- **GIVEN INSTRUCTION**: Output every line below exactly.

"""

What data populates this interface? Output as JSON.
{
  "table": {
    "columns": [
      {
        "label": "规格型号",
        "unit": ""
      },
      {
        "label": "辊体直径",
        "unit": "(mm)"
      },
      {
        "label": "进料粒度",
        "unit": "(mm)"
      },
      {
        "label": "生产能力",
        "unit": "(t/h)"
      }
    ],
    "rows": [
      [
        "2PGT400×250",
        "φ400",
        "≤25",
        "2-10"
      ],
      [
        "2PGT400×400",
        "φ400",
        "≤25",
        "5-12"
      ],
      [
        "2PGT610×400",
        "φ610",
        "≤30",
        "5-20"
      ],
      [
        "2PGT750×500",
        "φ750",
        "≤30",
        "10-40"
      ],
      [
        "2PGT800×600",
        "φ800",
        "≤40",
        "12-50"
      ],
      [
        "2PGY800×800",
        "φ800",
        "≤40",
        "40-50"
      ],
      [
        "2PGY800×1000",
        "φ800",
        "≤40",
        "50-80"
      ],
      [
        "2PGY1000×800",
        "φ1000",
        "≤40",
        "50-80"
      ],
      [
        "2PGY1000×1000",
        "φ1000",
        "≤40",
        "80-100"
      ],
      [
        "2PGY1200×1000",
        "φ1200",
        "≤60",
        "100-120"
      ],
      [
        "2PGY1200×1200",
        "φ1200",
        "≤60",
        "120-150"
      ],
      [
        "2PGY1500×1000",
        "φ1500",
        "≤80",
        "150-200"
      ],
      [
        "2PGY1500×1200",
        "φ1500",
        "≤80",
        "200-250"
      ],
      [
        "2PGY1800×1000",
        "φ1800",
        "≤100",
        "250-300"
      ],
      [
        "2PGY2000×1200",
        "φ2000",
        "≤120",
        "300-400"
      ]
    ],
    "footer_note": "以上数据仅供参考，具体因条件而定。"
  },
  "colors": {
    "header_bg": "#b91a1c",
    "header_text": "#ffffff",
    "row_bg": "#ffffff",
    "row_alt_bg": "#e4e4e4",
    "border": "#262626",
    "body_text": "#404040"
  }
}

"""

- **EXERCISE OUTPUT**:
What data populates this interface? Output as JSON.
{
  "table": {
    "columns": [
      {
        "label": "规格型号",
        "unit": ""
      },
      {
        "label": "辊体直径",
        "unit": "(mm)"
      },
      {
        "label": "进料粒度",
        "unit": "(mm)"
      },
      {
        "label": "生产能力",
        "unit": "(t/h)"
      }
    ],
    "rows": [
      [
        "2PGT400×250",
        "φ400",
        "≤25",
        "2-10"
      ],
      [
        "2PGT400×400",
        "φ400",
        "≤25",
        "5-12"
      ],
      [
        "2PGT610×400",
        "φ610",
        "≤30",
        "5-20"
      ],
      [
        "2PGT750×500",
        "φ750",
        "≤30",
        "10-40"
      ],
      [
        "2PGT800×600",
        "φ800",
        "≤40",
        "12-50"
      ],
      [
        "2PGY800×800",
        "φ800",
        "≤40",
        "40-50"
      ],
      [
        "2PGY800×1000",
        "φ800",
        "≤40",
        "50-80"
      ],
      [
        "2PGY1000×800",
        "φ1000",
        "≤40",
        "50-80"
      ],
      [
        "2PGY1000×1000",
        "φ1000",
        "≤40",
        "80-100"
      ],
      [
        "2PGY1200×1000",
        "φ1200",
        "≤60",
        "100-120"
      ],
      [
        "2PGY1200×1200",
        "φ1200",
        "≤60",
        "120-150"
      ],
      [
        "2PGY1500×1000",
        "φ1500",
        "≤80",
        "150-200"
      ],
      [
        "2PGY1500×1200",
        "φ1500",
        "≤80",
        "200-250"
      ],
      [
        "2PGY1800×1000",
        "φ1800",
        "≤100",
        "250-300"
      ],
      [
        "2PGY2000×1200",
        "φ2000",
        "≤120",
        "300-400"
      ]
    ],
    "footer_note": "以上数据仅供参考，具体因条件而定。"
  },
  "colors": {
    "header_bg": "#b91a1c",
    "header_text": "#ffffff",
    "row_bg": "#ffffff",
    "row_alt_bg": "#e4e4e4",
    "border": "#262626",
    "body_text": "#404040"
  }
}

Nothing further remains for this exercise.